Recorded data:
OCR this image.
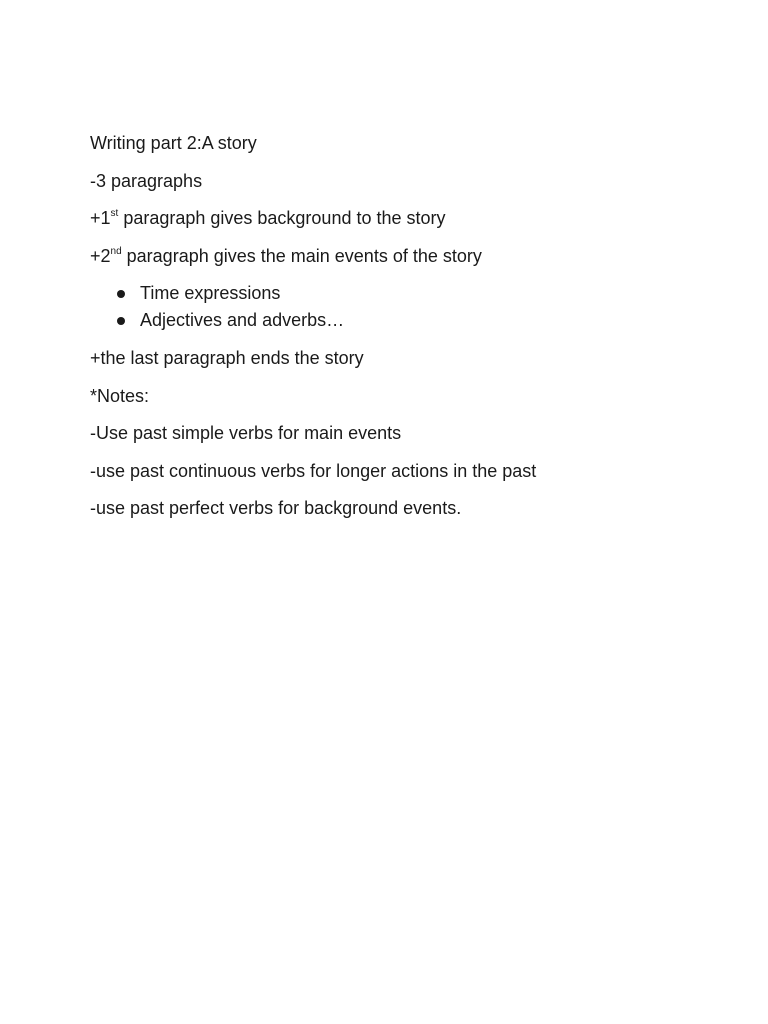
Writing part 2:A story

-3 paragraphs

+1st paragraph gives background to the story

+2nd paragraph gives the main events of the story

Time expressions
Adjectives and adverbs…

+the last paragraph ends the story

*Notes:

-Use past simple verbs for main events

-use past continuous verbs for longer actions in the past

-use past perfect verbs for background events.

- Exercise -
Restate each entry word for word, leaving out any pictures.

- The completed task -
OCR this image.
Writing part 2:A story

-3 paragraphs

+1st paragraph gives background to the story

+2nd paragraph gives the main events of the story

Time expressions
Adjectives and adverbs…

+the last paragraph ends the story

*Notes:

-Use past simple verbs for main events

-use past continuous verbs for longer actions in the past

-use past perfect verbs for background events.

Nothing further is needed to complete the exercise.